● **Task**: Retype all of the entries word for word.

Items listed in a dataset:
[START]

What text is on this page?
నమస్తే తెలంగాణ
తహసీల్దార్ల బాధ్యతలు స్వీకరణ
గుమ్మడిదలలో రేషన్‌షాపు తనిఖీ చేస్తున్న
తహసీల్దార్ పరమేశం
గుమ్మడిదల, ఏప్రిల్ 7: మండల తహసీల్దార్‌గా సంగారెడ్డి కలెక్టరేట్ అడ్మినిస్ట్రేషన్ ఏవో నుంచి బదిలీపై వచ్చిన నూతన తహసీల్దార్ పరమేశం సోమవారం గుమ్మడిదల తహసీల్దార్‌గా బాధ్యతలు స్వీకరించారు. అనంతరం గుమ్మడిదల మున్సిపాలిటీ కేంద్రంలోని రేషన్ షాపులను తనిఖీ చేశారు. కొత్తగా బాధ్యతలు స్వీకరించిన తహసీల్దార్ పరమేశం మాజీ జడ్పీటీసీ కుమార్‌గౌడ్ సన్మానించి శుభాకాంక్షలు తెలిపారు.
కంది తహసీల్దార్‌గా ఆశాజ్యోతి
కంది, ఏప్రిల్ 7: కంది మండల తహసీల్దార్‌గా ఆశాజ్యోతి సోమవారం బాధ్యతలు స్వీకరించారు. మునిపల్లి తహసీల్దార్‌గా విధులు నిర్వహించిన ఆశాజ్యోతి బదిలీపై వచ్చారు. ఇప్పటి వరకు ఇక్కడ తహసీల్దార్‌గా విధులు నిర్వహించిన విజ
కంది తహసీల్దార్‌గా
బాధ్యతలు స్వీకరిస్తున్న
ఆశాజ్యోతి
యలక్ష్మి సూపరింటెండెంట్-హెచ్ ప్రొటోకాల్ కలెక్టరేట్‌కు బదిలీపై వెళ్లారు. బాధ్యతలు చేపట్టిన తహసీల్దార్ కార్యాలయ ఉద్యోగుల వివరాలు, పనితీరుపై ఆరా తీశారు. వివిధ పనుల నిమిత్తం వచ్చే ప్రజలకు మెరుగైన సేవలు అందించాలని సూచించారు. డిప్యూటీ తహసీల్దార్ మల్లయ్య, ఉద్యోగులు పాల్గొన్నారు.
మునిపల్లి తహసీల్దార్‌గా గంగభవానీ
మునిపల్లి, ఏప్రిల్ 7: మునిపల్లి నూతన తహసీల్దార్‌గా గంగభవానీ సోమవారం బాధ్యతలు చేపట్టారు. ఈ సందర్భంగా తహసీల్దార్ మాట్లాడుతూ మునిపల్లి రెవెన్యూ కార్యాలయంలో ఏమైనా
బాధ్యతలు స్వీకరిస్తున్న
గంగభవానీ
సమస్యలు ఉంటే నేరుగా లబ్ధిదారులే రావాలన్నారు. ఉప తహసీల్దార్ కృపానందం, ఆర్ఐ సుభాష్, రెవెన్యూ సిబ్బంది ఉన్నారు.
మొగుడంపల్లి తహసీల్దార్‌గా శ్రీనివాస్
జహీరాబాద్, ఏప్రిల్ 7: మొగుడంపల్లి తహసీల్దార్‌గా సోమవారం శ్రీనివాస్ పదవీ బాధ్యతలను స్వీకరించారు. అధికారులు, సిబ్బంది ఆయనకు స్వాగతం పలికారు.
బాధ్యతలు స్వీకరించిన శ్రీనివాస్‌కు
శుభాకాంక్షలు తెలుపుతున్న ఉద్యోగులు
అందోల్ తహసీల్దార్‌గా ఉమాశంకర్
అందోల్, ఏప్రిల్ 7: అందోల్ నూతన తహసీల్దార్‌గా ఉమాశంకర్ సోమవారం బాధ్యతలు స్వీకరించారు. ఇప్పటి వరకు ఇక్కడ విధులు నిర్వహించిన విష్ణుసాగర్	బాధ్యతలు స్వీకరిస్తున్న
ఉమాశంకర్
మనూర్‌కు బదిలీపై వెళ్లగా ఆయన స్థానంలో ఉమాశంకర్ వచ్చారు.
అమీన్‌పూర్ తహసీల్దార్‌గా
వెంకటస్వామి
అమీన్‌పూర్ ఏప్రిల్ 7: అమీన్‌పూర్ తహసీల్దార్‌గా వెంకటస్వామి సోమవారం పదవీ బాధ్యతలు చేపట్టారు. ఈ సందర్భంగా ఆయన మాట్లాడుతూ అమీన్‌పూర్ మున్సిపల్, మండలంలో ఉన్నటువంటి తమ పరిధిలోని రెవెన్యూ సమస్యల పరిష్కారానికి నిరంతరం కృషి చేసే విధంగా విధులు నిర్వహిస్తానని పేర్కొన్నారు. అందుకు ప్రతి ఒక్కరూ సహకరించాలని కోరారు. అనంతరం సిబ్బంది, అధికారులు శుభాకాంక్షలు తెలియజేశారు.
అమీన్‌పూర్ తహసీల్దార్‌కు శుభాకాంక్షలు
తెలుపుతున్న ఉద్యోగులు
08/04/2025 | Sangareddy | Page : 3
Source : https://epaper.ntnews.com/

[END]

● **Exercise result**:
What text is on this page?
నమస్తే తెలంగాణ
తహసీల్దార్ల బాధ్యతలు స్వీకరణ
గుమ్మడిదలలో రేషన్‌షాపు తనిఖీ చేస్తున్న
తహసీల్దార్ పరమేశం
గుమ్మడిదల, ఏప్రిల్ 7: మండల తహసీల్దార్‌గా సంగారెడ్డి కలెక్టరేట్ అడ్మినిస్ట్రేషన్ ఏవో నుంచి బదిలీపై వచ్చిన నూతన తహసీల్దార్ పరమేశం సోమవారం గుమ్మడిదల తహసీల్దార్‌గా బాధ్యతలు స్వీకరించారు. అనంతరం గుమ్మడిదల మున్సిపాలిటీ కేంద్రంలోని రేషన్ షాపులను తనిఖీ చేశారు. కొత్తగా బాధ్యతలు స్వీకరించిన తహసీల్దార్ పరమేశం మాజీ జడ్పీటీసీ కుమార్‌గౌడ్ సన్మానించి శుభాకాంక్షలు తెలిపారు.
కంది తహసీల్దార్‌గా ఆశాజ్యోతి
కంది, ఏప్రిల్ 7: కంది మండల తహసీల్దార్‌గా ఆశాజ్యోతి సోమవారం బాధ్యతలు స్వీకరించారు. మునిపల్లి తహసీల్దార్‌గా విధులు నిర్వహించిన ఆశాజ్యోతి బదిలీపై వచ్చారు. ఇప్పటి వరకు ఇక్కడ తహసీల్దార్‌గా విధులు నిర్వహించిన విజ
కంది తహసీల్దార్‌గా
బాధ్యతలు స్వీకరిస్తున్న
ఆశాజ్యోతి
యలక్ష్మి సూపరింటెండెంట్-హెచ్ ప్రొటోకాల్ కలెక్టరేట్‌కు బదిలీపై వెళ్లారు. బాధ్యతలు చేపట్టిన తహసీల్దార్ కార్యాలయ ఉద్యోగుల వివరాలు, పనితీరుపై ఆరా తీశారు. వివిధ పనుల నిమిత్తం వచ్చే ప్రజలకు మెరుగైన సేవలు అందించాలని సూచించారు. డిప్యూటీ తహసీల్దార్ మల్లయ్య, ఉద్యోగులు పాల్గొన్నారు.
మునిపల్లి తహసీల్దార్‌గా గంగభవానీ
మునిపల్లి, ఏప్రిల్ 7: మునిపల్లి నూతన తహసీల్దార్‌గా గంగభవానీ సోమవారం బాధ్యతలు చేపట్టారు. ఈ సందర్భంగా తహసీల్దార్ మాట్లాడుతూ మునిపల్లి రెవెన్యూ కార్యాలయంలో ఏమైనా
బాధ్యతలు స్వీకరిస్తున్న
గంగభవానీ
సమస్యలు ఉంటే నేరుగా లబ్ధిదారులే రావాలన్నారు. ఉప తహసీల్దార్ కృపానందం, ఆర్ఐ సుభాష్, రెవెన్యూ సిబ్బంది ఉన్నారు.
మొగుడంపల్లి తహసీల్దార్‌గా శ్రీనివాస్
జహీరాబాద్, ఏప్రిల్ 7: మొగుడంపల్లి తహసీల్దార్‌గా సోమవారం శ్రీనివాస్ పదవీ బాధ్యతలను స్వీకరించారు. అధికారులు, సిబ్బంది ఆయనకు స్వాగతం పలికారు.
బాధ్యతలు స్వీకరించిన శ్రీనివాస్‌కు
శుభాకాంక్షలు తెలుపుతున్న ఉద్యోగులు
అందోల్ తహసీల్దార్‌గా ఉమాశంకర్
అందోల్, ఏప్రిల్ 7: అందోల్ నూతన తహసీల్దార్‌గా ఉమాశంకర్ సోమవారం బాధ్యతలు స్వీకరించారు. ఇప్పటి వరకు ఇక్కడ విధులు నిర్వహించిన విష్ణుసాగర్	బాధ్యతలు స్వీకరిస్తున్న
ఉమాశంకర్
మనూర్‌కు బదిలీపై వెళ్లగా ఆయన స్థానంలో ఉమాశంకర్ వచ్చారు.
అమీన్‌పూర్ తహసీల్దార్‌గా
వెంకటస్వామి
అమీన్‌పూర్ ఏప్రిల్ 7: అమీన్‌పూర్ తహసీల్దార్‌గా వెంకటస్వామి సోమవారం పదవీ బాధ్యతలు చేపట్టారు. ఈ సందర్భంగా ఆయన మాట్లాడుతూ అమీన్‌పూర్ మున్సిపల్, మండలంలో ఉన్నటువంటి తమ పరిధిలోని రెవెన్యూ సమస్యల పరిష్కారానికి నిరంతరం కృషి చేసే విధంగా విధులు నిర్వహిస్తానని పేర్కొన్నారు. అందుకు ప్రతి ఒక్కరూ సహకరించాలని కోరారు. అనంతరం సిబ్బంది, అధికారులు శుభాకాంక్షలు తెలియజేశారు.
అమీన్‌పూర్ తహసీల్దార్‌కు శుభాకాంక్షలు
తెలుపుతున్న ఉద్యోగులు
08/04/2025 | Sangareddy | Page : 3
Source : https://epaper.ntnews.com/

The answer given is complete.